Short exercise> Copy nothing but the text: repeat each entry exactly and drop the images.

Records for this exercise>
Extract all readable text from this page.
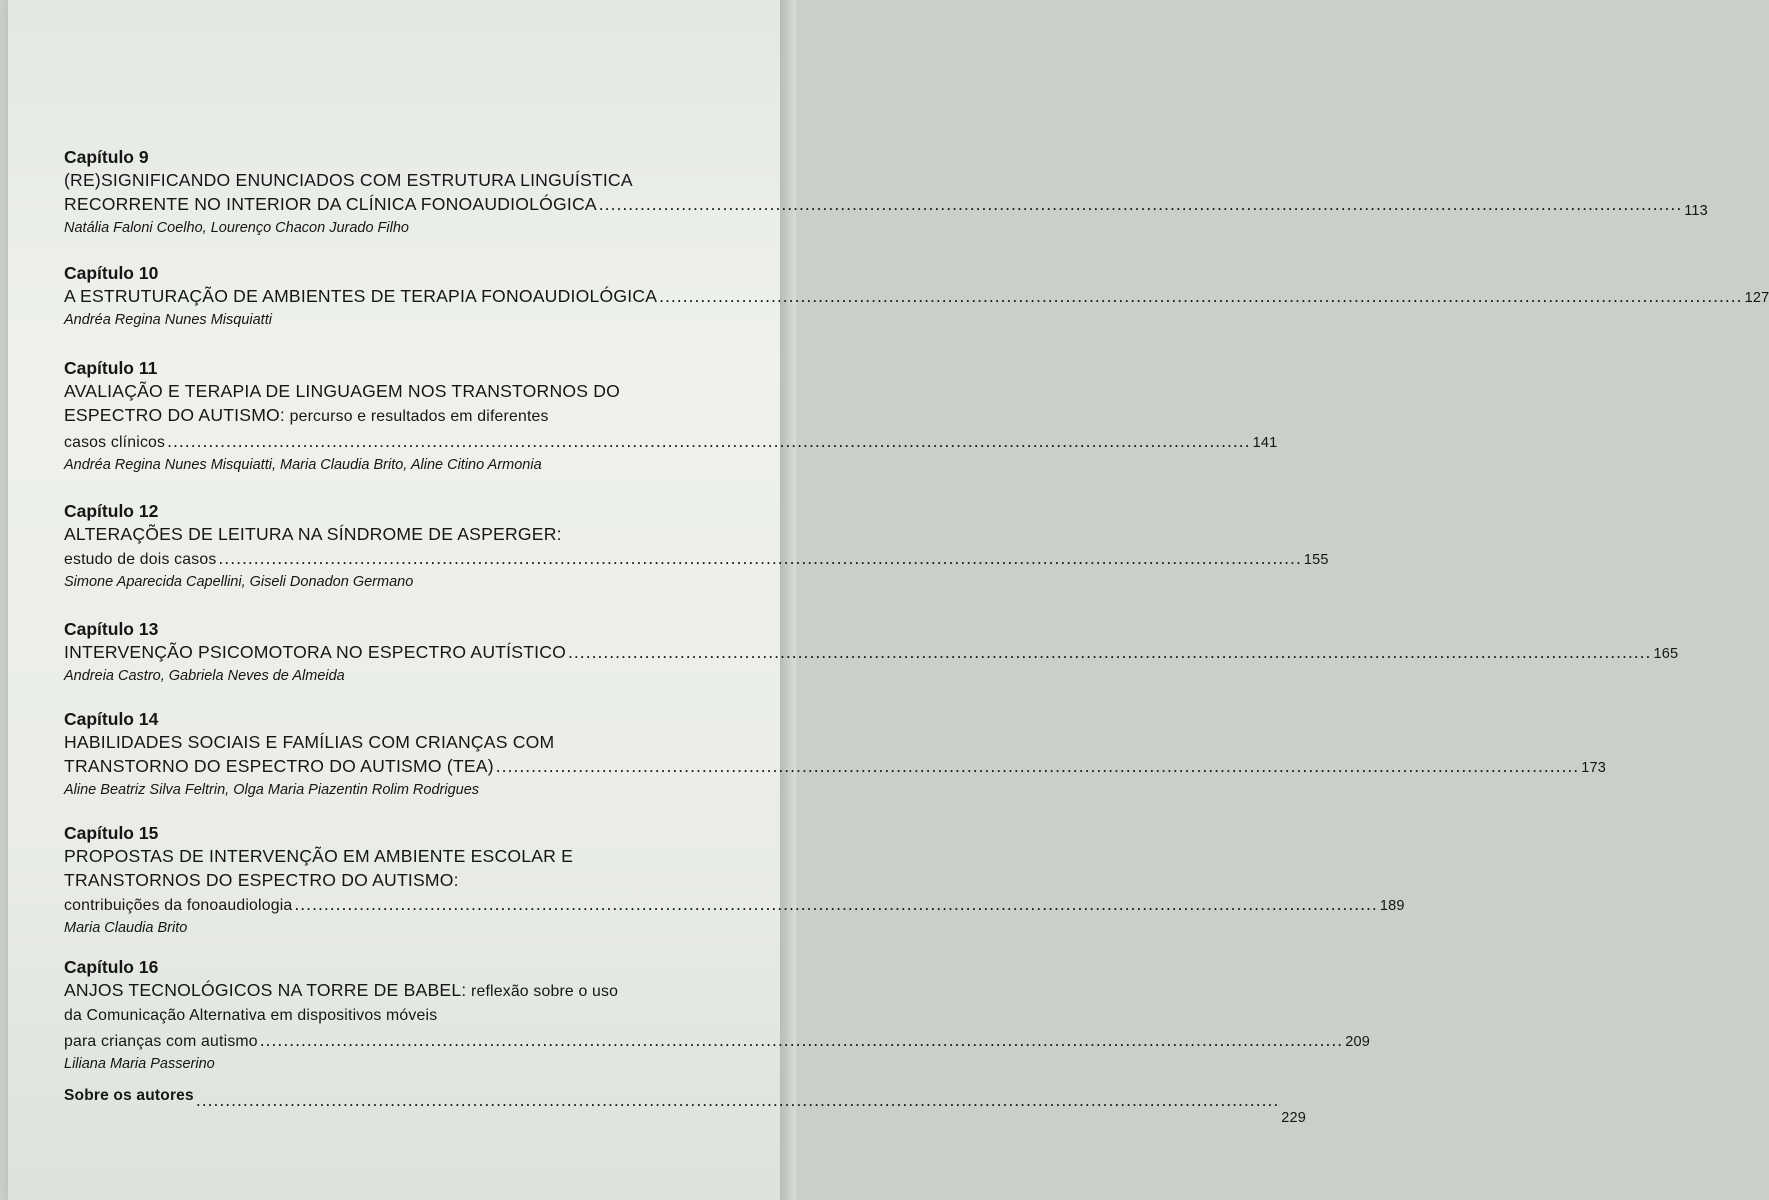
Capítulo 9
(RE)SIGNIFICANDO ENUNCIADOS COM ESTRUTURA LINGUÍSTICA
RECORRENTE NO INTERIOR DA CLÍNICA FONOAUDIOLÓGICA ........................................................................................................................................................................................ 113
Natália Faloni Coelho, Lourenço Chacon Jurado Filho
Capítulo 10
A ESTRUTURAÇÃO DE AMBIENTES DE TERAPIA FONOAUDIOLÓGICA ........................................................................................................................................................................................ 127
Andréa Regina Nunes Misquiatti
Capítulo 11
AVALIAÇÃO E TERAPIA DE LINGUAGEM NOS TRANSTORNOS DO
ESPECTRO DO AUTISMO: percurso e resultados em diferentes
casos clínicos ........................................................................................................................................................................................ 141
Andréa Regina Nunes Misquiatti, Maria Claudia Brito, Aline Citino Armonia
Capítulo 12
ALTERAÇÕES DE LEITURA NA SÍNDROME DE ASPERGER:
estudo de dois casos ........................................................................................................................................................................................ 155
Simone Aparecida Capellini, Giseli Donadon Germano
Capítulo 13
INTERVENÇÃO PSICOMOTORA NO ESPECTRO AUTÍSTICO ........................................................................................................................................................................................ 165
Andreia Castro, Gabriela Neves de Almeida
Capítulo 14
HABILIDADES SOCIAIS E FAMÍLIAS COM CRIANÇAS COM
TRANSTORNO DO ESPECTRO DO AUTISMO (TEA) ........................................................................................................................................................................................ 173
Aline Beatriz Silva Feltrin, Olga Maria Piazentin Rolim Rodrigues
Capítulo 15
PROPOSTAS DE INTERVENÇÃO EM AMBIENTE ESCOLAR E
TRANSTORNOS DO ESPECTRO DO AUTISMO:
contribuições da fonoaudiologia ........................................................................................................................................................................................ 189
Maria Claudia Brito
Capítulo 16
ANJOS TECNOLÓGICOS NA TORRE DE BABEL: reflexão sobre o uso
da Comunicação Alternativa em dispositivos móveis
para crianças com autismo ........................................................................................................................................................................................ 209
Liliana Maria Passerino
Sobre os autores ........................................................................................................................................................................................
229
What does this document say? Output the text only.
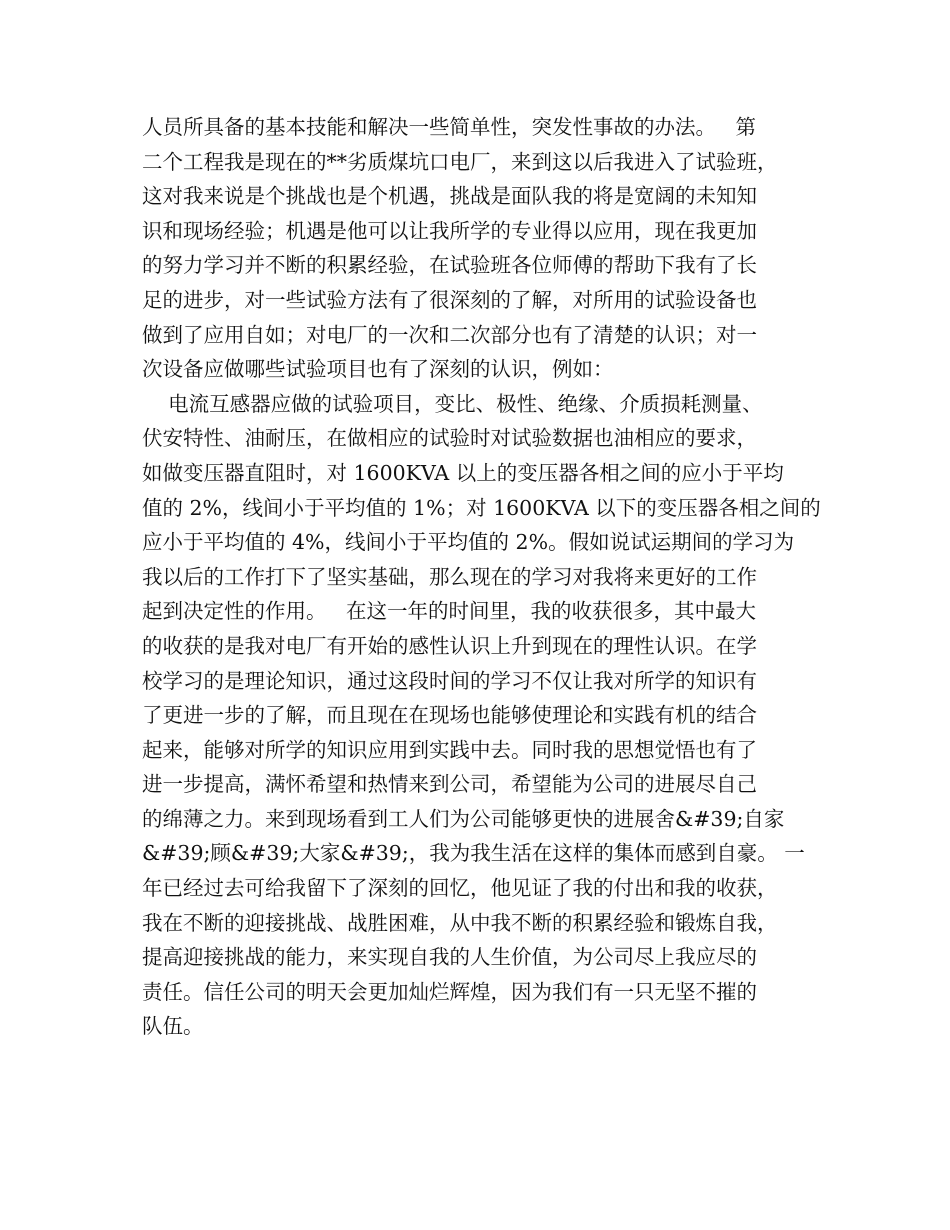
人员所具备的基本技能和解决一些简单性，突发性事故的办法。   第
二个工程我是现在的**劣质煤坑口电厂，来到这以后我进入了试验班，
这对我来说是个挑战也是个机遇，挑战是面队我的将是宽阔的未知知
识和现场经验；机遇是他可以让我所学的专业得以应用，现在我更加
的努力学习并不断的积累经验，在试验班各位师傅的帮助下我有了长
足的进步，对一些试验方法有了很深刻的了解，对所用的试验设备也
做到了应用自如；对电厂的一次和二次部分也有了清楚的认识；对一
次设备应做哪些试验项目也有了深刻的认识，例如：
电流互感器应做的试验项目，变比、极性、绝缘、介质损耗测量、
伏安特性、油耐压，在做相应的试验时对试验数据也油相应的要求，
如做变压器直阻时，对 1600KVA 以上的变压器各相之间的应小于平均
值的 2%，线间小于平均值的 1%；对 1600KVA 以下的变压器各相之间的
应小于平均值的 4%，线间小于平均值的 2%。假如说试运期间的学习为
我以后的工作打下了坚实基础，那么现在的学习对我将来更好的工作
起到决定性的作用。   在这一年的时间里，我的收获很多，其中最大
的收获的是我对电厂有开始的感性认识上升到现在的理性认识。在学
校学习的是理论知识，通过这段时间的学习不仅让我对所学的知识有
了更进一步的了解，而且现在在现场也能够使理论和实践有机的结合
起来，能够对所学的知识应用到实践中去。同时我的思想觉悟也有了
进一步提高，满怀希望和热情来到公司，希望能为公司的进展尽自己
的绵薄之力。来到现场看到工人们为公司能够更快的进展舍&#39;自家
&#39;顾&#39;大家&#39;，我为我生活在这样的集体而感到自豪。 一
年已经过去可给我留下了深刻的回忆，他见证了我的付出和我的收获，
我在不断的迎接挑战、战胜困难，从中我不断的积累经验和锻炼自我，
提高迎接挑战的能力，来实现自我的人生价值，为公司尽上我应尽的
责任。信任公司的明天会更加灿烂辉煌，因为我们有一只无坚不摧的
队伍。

Complete answer>
Extract all readable text from this page.
Capítulo 9
(RE)SIGNIFICANDO ENUNCIADOS COM ESTRUTURA LINGUÍSTICA
RECORRENTE NO INTERIOR DA CLÍNICA FONOAUDIOLÓGICA ........................................................................................................................................................................................ 113
Natália Faloni Coelho, Lourenço Chacon Jurado Filho
Capítulo 10
A ESTRUTURAÇÃO DE AMBIENTES DE TERAPIA FONOAUDIOLÓGICA ........................................................................................................................................................................................ 127
Andréa Regina Nunes Misquiatti
Capítulo 11
AVALIAÇÃO E TERAPIA DE LINGUAGEM NOS TRANSTORNOS DO
ESPECTRO DO AUTISMO: percurso e resultados em diferentes
casos clínicos ........................................................................................................................................................................................ 141
Andréa Regina Nunes Misquiatti, Maria Claudia Brito, Aline Citino Armonia
Capítulo 12
ALTERAÇÕES DE LEITURA NA SÍNDROME DE ASPERGER:
estudo de dois casos ........................................................................................................................................................................................ 155
Simone Aparecida Capellini, Giseli Donadon Germano
Capítulo 13
INTERVENÇÃO PSICOMOTORA NO ESPECTRO AUTÍSTICO ........................................................................................................................................................................................ 165
Andreia Castro, Gabriela Neves de Almeida
Capítulo 14
HABILIDADES SOCIAIS E FAMÍLIAS COM CRIANÇAS COM
TRANSTORNO DO ESPECTRO DO AUTISMO (TEA) ........................................................................................................................................................................................ 173
Aline Beatriz Silva Feltrin, Olga Maria Piazentin Rolim Rodrigues
Capítulo 15
PROPOSTAS DE INTERVENÇÃO EM AMBIENTE ESCOLAR E
TRANSTORNOS DO ESPECTRO DO AUTISMO:
contribuições da fonoaudiologia ........................................................................................................................................................................................ 189
Maria Claudia Brito
Capítulo 16
ANJOS TECNOLÓGICOS NA TORRE DE BABEL: reflexão sobre o uso
da Comunicação Alternativa em dispositivos móveis
para crianças com autismo ........................................................................................................................................................................................ 209
Liliana Maria Passerino
Sobre os autores ........................................................................................................................................................................................
229
What does this document say? Output the text only.
人员所具备的基本技能和解决一些简单性，突发性事故的办法。   第
二个工程我是现在的**劣质煤坑口电厂，来到这以后我进入了试验班，
这对我来说是个挑战也是个机遇，挑战是面队我的将是宽阔的未知知
识和现场经验；机遇是他可以让我所学的专业得以应用，现在我更加
的努力学习并不断的积累经验，在试验班各位师傅的帮助下我有了长
足的进步，对一些试验方法有了很深刻的了解，对所用的试验设备也
做到了应用自如；对电厂的一次和二次部分也有了清楚的认识；对一
次设备应做哪些试验项目也有了深刻的认识，例如：
电流互感器应做的试验项目，变比、极性、绝缘、介质损耗测量、
伏安特性、油耐压，在做相应的试验时对试验数据也油相应的要求，
如做变压器直阻时，对 1600KVA 以上的变压器各相之间的应小于平均
值的 2%，线间小于平均值的 1%；对 1600KVA 以下的变压器各相之间的
应小于平均值的 4%，线间小于平均值的 2%。假如说试运期间的学习为
我以后的工作打下了坚实基础，那么现在的学习对我将来更好的工作
起到决定性的作用。   在这一年的时间里，我的收获很多，其中最大
的收获的是我对电厂有开始的感性认识上升到现在的理性认识。在学
校学习的是理论知识，通过这段时间的学习不仅让我对所学的知识有
了更进一步的了解，而且现在在现场也能够使理论和实践有机的结合
起来，能够对所学的知识应用到实践中去。同时我的思想觉悟也有了
进一步提高，满怀希望和热情来到公司，希望能为公司的进展尽自己
的绵薄之力。来到现场看到工人们为公司能够更快的进展舍&#39;自家
&#39;顾&#39;大家&#39;，我为我生活在这样的集体而感到自豪。 一
年已经过去可给我留下了深刻的回忆，他见证了我的付出和我的收获，
我在不断的迎接挑战、战胜困难，从中我不断的积累经验和锻炼自我，
提高迎接挑战的能力，来实现自我的人生价值，为公司尽上我应尽的
责任。信任公司的明天会更加灿烂辉煌，因为我们有一只无坚不摧的
队伍。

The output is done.